• Task inputs:
-=-=-=-=-

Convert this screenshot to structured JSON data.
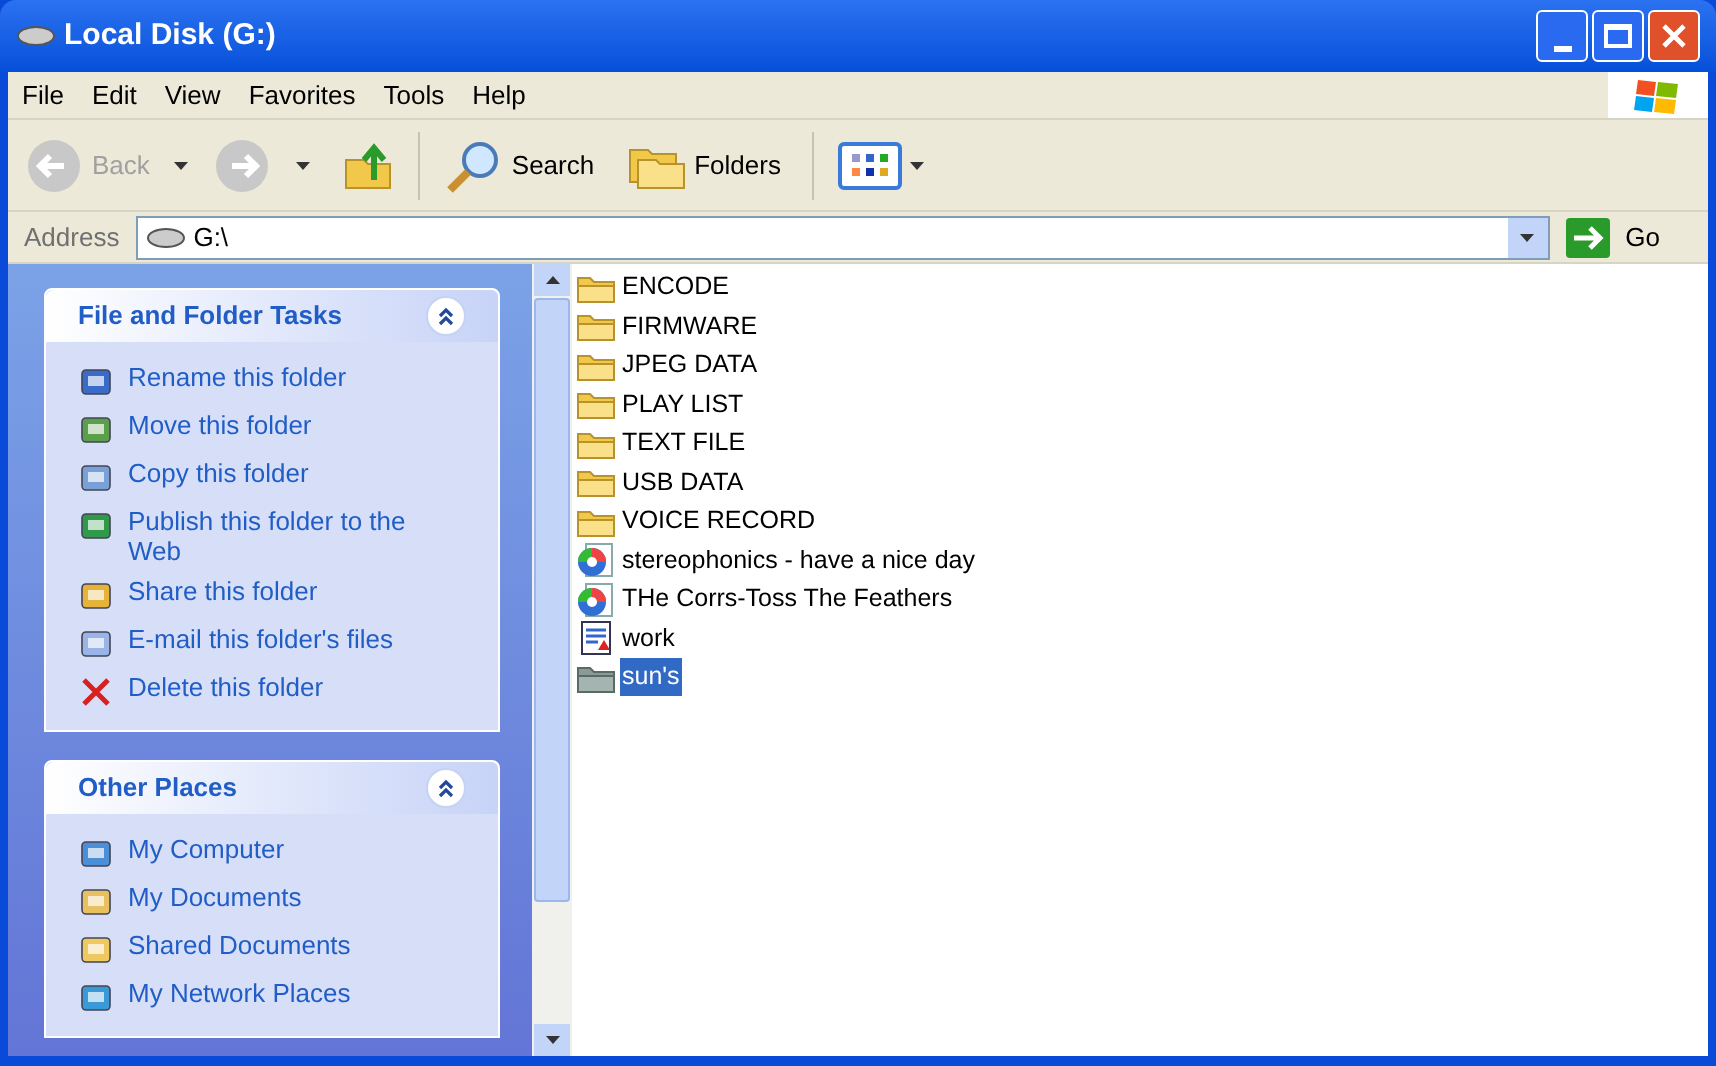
{
  "window": {
    "title": "Local Disk (G:)"
  },
  "menu": [
    "File",
    "Edit",
    "View",
    "Favorites",
    "Tools",
    "Help"
  ],
  "toolbar": {
    "back": {
      "label": "Back",
      "disabled": true
    },
    "forward": {
      "disabled": true
    },
    "search": "Search",
    "folders": "Folders"
  },
  "address": {
    "label": "Address",
    "value": "G:\\",
    "go": "Go"
  },
  "task_panels": [
    {
      "title": "File and Folder Tasks",
      "expanded": true,
      "items": [
        "Rename this folder",
        "Move this folder",
        "Copy this folder",
        "Publish this folder to the Web",
        "Share this folder",
        "E-mail this folder's files",
        "Delete this folder"
      ]
    },
    {
      "title": "Other Places",
      "expanded": true,
      "items": [
        "My Computer",
        "My Documents",
        "Shared Documents",
        "My Network Places"
      ]
    }
  ],
  "files": [
    {
      "name": "ENCODE",
      "kind": "folder",
      "selected": false
    },
    {
      "name": "FIRMWARE",
      "kind": "folder",
      "selected": false
    },
    {
      "name": "JPEG DATA",
      "kind": "folder",
      "selected": false
    },
    {
      "name": "PLAY LIST",
      "kind": "folder",
      "selected": false
    },
    {
      "name": "TEXT FILE",
      "kind": "folder",
      "selected": false
    },
    {
      "name": "USB DATA",
      "kind": "folder",
      "selected": false
    },
    {
      "name": "VOICE RECORD",
      "kind": "folder",
      "selected": false
    },
    {
      "name": "stereophonics - have a nice day",
      "kind": "media",
      "selected": false
    },
    {
      "name": "THe Corrs-Toss The Feathers",
      "kind": "media",
      "selected": false
    },
    {
      "name": "work",
      "kind": "document",
      "selected": false
    },
    {
      "name": "sun's",
      "kind": "folder",
      "selected": true
    }
  ]
}
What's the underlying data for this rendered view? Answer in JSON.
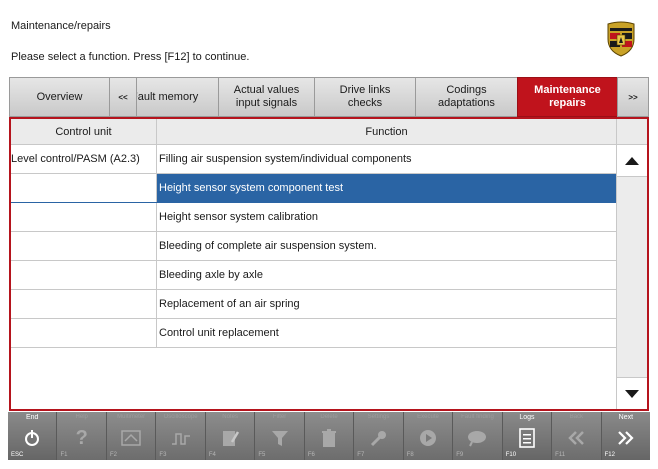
{
  "header": {
    "title": "Maintenance/repairs",
    "instruction": "Please select a function. Press [F12] to continue."
  },
  "tabs": [
    {
      "label": "Overview",
      "state": "normal"
    },
    {
      "label": "<<",
      "state": "normal"
    },
    {
      "label": "Fault memory",
      "state": "normal"
    },
    {
      "label": "Actual values\ninput signals",
      "state": "normal"
    },
    {
      "label": "Drive links\nchecks",
      "state": "normal"
    },
    {
      "label": "Codings\nadaptations",
      "state": "normal"
    },
    {
      "label": "Maintenance\nrepairs",
      "state": "active"
    },
    {
      "label": ">>",
      "state": "normal"
    }
  ],
  "table": {
    "columns": [
      "Control unit",
      "Function"
    ],
    "rows": [
      {
        "control_unit": "Level control/PASM (A2.3)",
        "function": "Filling air suspension system/individual components"
      },
      {
        "control_unit": "",
        "function": "Height sensor system component test",
        "selected": true
      },
      {
        "control_unit": "",
        "function": "Height sensor system calibration"
      },
      {
        "control_unit": "",
        "function": "Bleeding of complete air suspension system."
      },
      {
        "control_unit": "",
        "function": "Bleeding axle by axle"
      },
      {
        "control_unit": "",
        "function": "Replacement of an air spring"
      },
      {
        "control_unit": "",
        "function": "Control unit replacement"
      }
    ]
  },
  "function_keys": [
    {
      "label": "End",
      "code": "ESC",
      "icon": "power-icon",
      "enabled": true
    },
    {
      "label": "Help",
      "code": "F1",
      "icon": "question-icon",
      "enabled": false
    },
    {
      "label": "Multimeter",
      "code": "F2",
      "icon": "multimeter-icon",
      "enabled": false
    },
    {
      "label": "Oscilloscope",
      "code": "F3",
      "icon": "oscilloscope-icon",
      "enabled": false
    },
    {
      "label": "Notes",
      "code": "F4",
      "icon": "notes-icon",
      "enabled": false
    },
    {
      "label": "Filter",
      "code": "F5",
      "icon": "filter-icon",
      "enabled": false
    },
    {
      "label": "Delete",
      "code": "F6",
      "icon": "trash-icon",
      "enabled": false
    },
    {
      "label": "Settings",
      "code": "F7",
      "icon": "wrench-icon",
      "enabled": false
    },
    {
      "label": "Execute",
      "code": "F8",
      "icon": "play-icon",
      "enabled": false
    },
    {
      "label": "Fault finding",
      "code": "F9",
      "icon": "fault-finding-icon",
      "enabled": false
    },
    {
      "label": "Logs",
      "code": "F10",
      "icon": "log-icon",
      "enabled": true
    },
    {
      "label": "Back",
      "code": "F11",
      "icon": "back-icon",
      "enabled": false
    },
    {
      "label": "Next",
      "code": "F12",
      "icon": "next-icon",
      "enabled": true
    }
  ],
  "colors": {
    "accent": "#c0131c",
    "selection": "#2a64a4",
    "fbar": "#7a7a7a"
  }
}
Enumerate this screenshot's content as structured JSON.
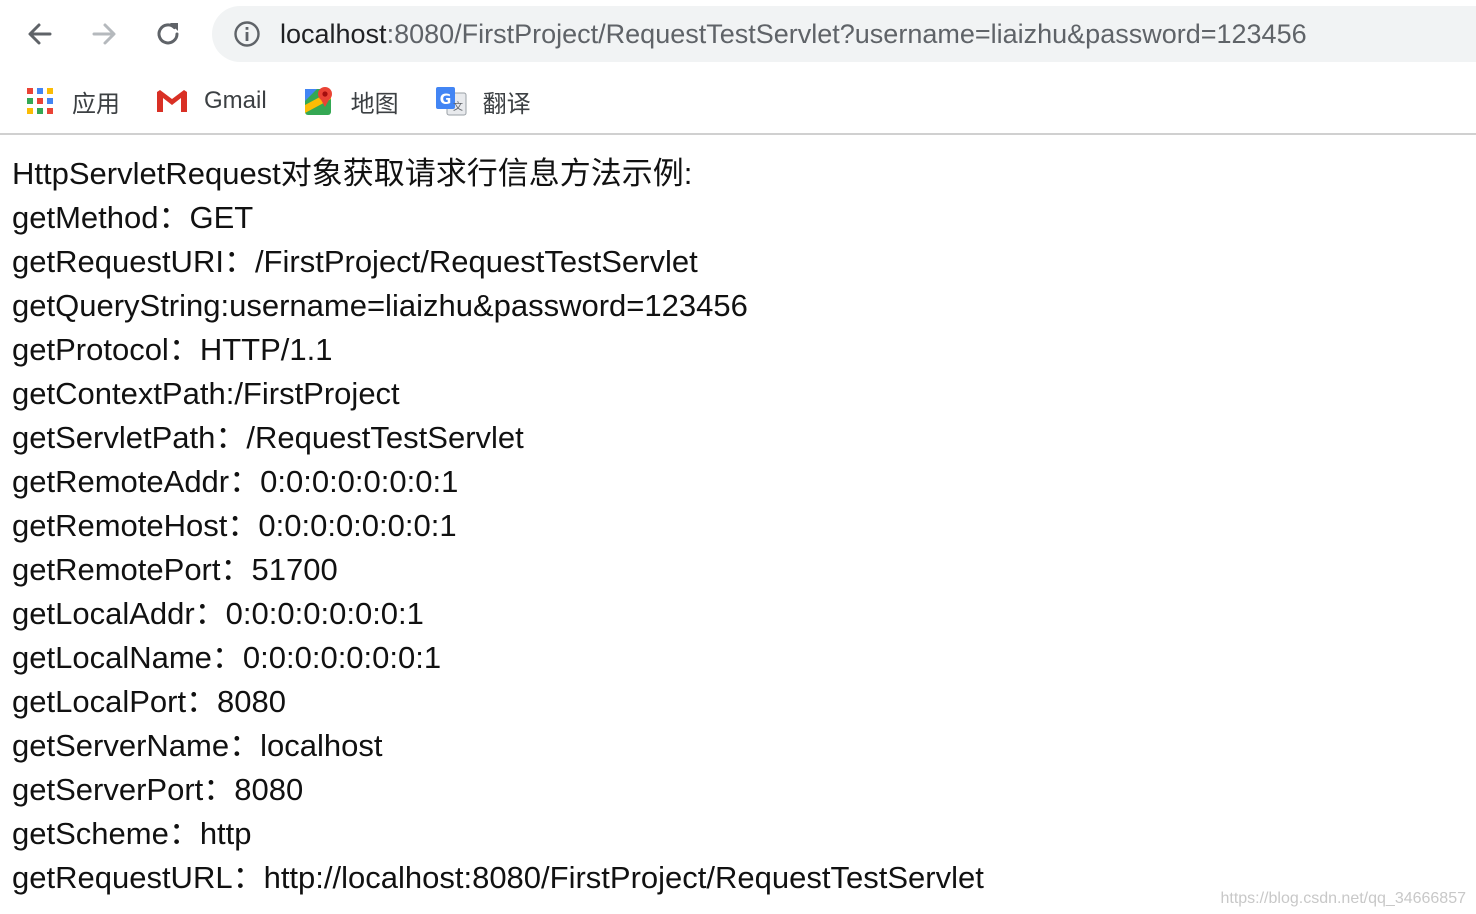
{
  "browser": {
    "address_bar": {
      "host": "localhost",
      "rest": ":8080/FirstProject/RequestTestServlet?username=liaizhu&password=123456"
    },
    "bookmarks": [
      {
        "label": "应用",
        "icon": "apps-grid-icon"
      },
      {
        "label": "Gmail",
        "icon": "gmail-icon"
      },
      {
        "label": "地图",
        "icon": "maps-icon"
      },
      {
        "label": "翻译",
        "icon": "translate-icon"
      }
    ]
  },
  "page": {
    "lines": [
      "HttpServletRequest对象获取请求行信息方法示例:",
      "getMethod：GET",
      "getRequestURI：/FirstProject/RequestTestServlet",
      "getQueryString:username=liaizhu&password=123456",
      "getProtocol：HTTP/1.1",
      "getContextPath:/FirstProject",
      "getServletPath：/RequestTestServlet",
      "getRemoteAddr：0:0:0:0:0:0:0:1",
      "getRemoteHost：0:0:0:0:0:0:0:1",
      "getRemotePort：51700",
      "getLocalAddr：0:0:0:0:0:0:0:1",
      "getLocalName：0:0:0:0:0:0:0:1",
      "getLocalPort：8080",
      "getServerName：localhost",
      "getServerPort：8080",
      "getScheme：http",
      "getRequestURL：http://localhost:8080/FirstProject/RequestTestServlet"
    ]
  },
  "watermark": "https://blog.csdn.net/qq_34666857",
  "colors": {
    "omnibox_bg": "#f1f3f4",
    "icon_gray": "#5f6368",
    "text": "#111111"
  }
}
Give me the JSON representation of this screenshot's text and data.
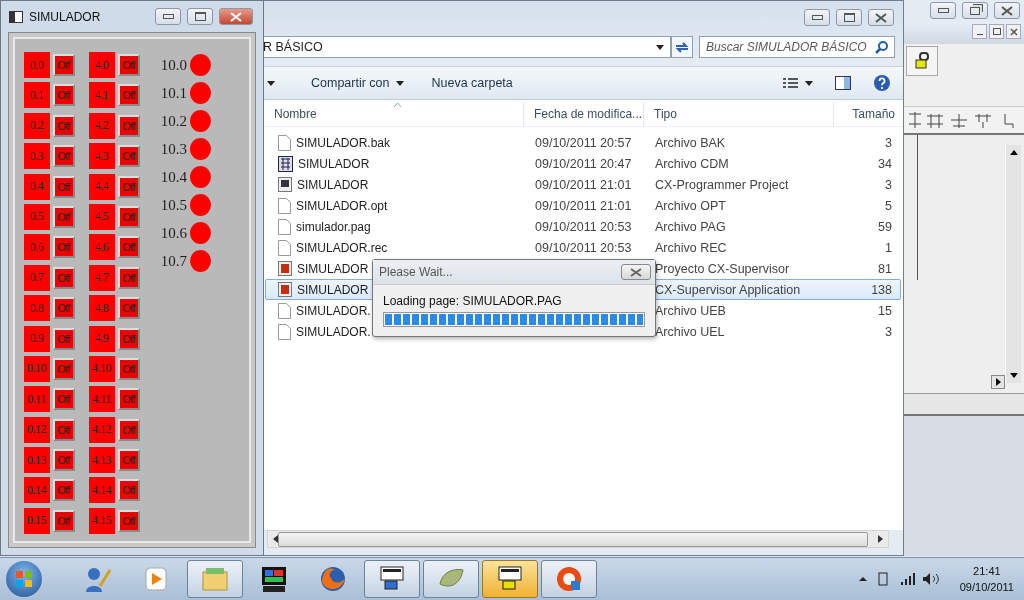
{
  "simulator": {
    "title": "SIMULADOR",
    "input_columns": [
      [
        {
          "label": "0.0",
          "button": "Off",
          "on": false
        },
        {
          "label": "0.1",
          "button": "Off",
          "on": false
        },
        {
          "label": "0.2",
          "button": "Off",
          "on": false
        },
        {
          "label": "0.3",
          "button": "Off",
          "on": false
        },
        {
          "label": "0.4",
          "button": "Off",
          "on": false
        },
        {
          "label": "0.5",
          "button": "Off",
          "on": false
        },
        {
          "label": "0.6",
          "button": "Off",
          "on": false
        },
        {
          "label": "0.7",
          "button": "Off",
          "on": false
        },
        {
          "label": "0.8",
          "button": "Off",
          "on": false
        },
        {
          "label": "0.9",
          "button": "Off",
          "on": false
        },
        {
          "label": "0.10",
          "button": "Off",
          "on": false
        },
        {
          "label": "0.11",
          "button": "Off",
          "on": false
        },
        {
          "label": "0.12",
          "button": "Off",
          "on": false
        },
        {
          "label": "0.13",
          "button": "Off",
          "on": false
        },
        {
          "label": "0.14",
          "button": "Off",
          "on": false
        },
        {
          "label": "0.15",
          "button": "Off",
          "on": false
        }
      ],
      [
        {
          "label": "4.0",
          "button": "Off",
          "on": false
        },
        {
          "label": "4.1",
          "button": "Off",
          "on": false
        },
        {
          "label": "4.2",
          "button": "Off",
          "on": false
        },
        {
          "label": "4.3",
          "button": "Off",
          "on": false
        },
        {
          "label": "4.4",
          "button": "Off",
          "on": false
        },
        {
          "label": "4.5",
          "button": "Off",
          "on": false
        },
        {
          "label": "4.6",
          "button": "Off",
          "on": false
        },
        {
          "label": "4.7",
          "button": "Off",
          "on": false
        },
        {
          "label": "4.8",
          "button": "Off",
          "on": false
        },
        {
          "label": "4.9",
          "button": "Off",
          "on": false
        },
        {
          "label": "4.10",
          "button": "Off",
          "on": false
        },
        {
          "label": "4.11",
          "button": "Off",
          "on": false
        },
        {
          "label": "4.12",
          "button": "Off",
          "on": false
        },
        {
          "label": "4.13",
          "button": "Off",
          "on": false
        },
        {
          "label": "4.14",
          "button": "Off",
          "on": false
        },
        {
          "label": "4.15",
          "button": "Off",
          "on": false
        }
      ]
    ],
    "outputs": [
      {
        "label": "10.0",
        "on": false
      },
      {
        "label": "10.1",
        "on": false
      },
      {
        "label": "10.2",
        "on": false
      },
      {
        "label": "10.3",
        "on": false
      },
      {
        "label": "10.4",
        "on": false
      },
      {
        "label": "10.5",
        "on": false
      },
      {
        "label": "10.6",
        "on": false
      },
      {
        "label": "10.7",
        "on": false
      }
    ]
  },
  "explorer": {
    "address": "R BÁSICO",
    "search": {
      "placeholder": "Buscar SIMULADOR BÁSICO"
    },
    "toolbar": [
      {
        "label": "Compartir con",
        "menu": true
      },
      {
        "label": "Nueva carpeta",
        "menu": false
      }
    ],
    "columns": [
      "Nombre",
      "Fecha de modifica...",
      "Tipo",
      "Tamaño"
    ],
    "files": [
      {
        "kind": "document",
        "name": "SIMULADOR.bak",
        "date": "09/10/2011 20:57",
        "type": "Archivo BAK",
        "size": "3",
        "selected": false
      },
      {
        "kind": "cdm",
        "name": "SIMULADOR",
        "date": "09/10/2011 20:47",
        "type": "Archivo CDM",
        "size": "34",
        "selected": false
      },
      {
        "kind": "project",
        "name": "SIMULADOR",
        "date": "09/10/2011 21:01",
        "type": "CX-Programmer Project",
        "size": "3",
        "selected": false
      },
      {
        "kind": "document",
        "name": "SIMULADOR.opt",
        "date": "09/10/2011 21:01",
        "type": "Archivo OPT",
        "size": "5",
        "selected": false
      },
      {
        "kind": "document",
        "name": "simulador.pag",
        "date": "09/10/2011 20:53",
        "type": "Archivo PAG",
        "size": "59",
        "selected": false
      },
      {
        "kind": "document",
        "name": "SIMULADOR.rec",
        "date": "09/10/2011 20:53",
        "type": "Archivo REC",
        "size": "1",
        "selected": false
      },
      {
        "kind": "supervisor",
        "name": "SIMULADOR",
        "type": "Proyecto CX-Supervisor",
        "size": "81",
        "selected": false
      },
      {
        "kind": "supervisor",
        "name": "SIMULADOR",
        "type": "CX-Supervisor Application",
        "size": "138",
        "selected": true
      },
      {
        "kind": "document",
        "name": "SIMULADOR.",
        "type": "Archivo UEB",
        "size": "15",
        "selected": false
      },
      {
        "kind": "document",
        "name": "SIMULADOR.",
        "type": "Archivo UEL",
        "size": "3",
        "selected": false
      }
    ]
  },
  "dialog": {
    "title": "Please Wait...",
    "message": "Loading page: SIMULADOR.PAG",
    "level": 1
  },
  "taskbar": {
    "items": [
      {
        "running": false,
        "active": false
      },
      {
        "running": false,
        "active": false
      },
      {
        "running": true,
        "active": false
      },
      {
        "running": false,
        "active": false
      },
      {
        "running": false,
        "active": false
      },
      {
        "running": true,
        "active": false
      },
      {
        "running": true,
        "active": false
      },
      {
        "running": true,
        "active": true
      },
      {
        "running": true,
        "active": false
      }
    ],
    "time": "21:41",
    "date": "09/10/2011"
  }
}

-=-=-=-=-

• Given request: Copy each line containing the word "liaizhu" from the data.

• Expected answer:
      "rest": ":8080/FirstProject/RequestTestServlet?username=liaizhu&password=123456"
      "getQueryString:username=liaizhu&password=123456",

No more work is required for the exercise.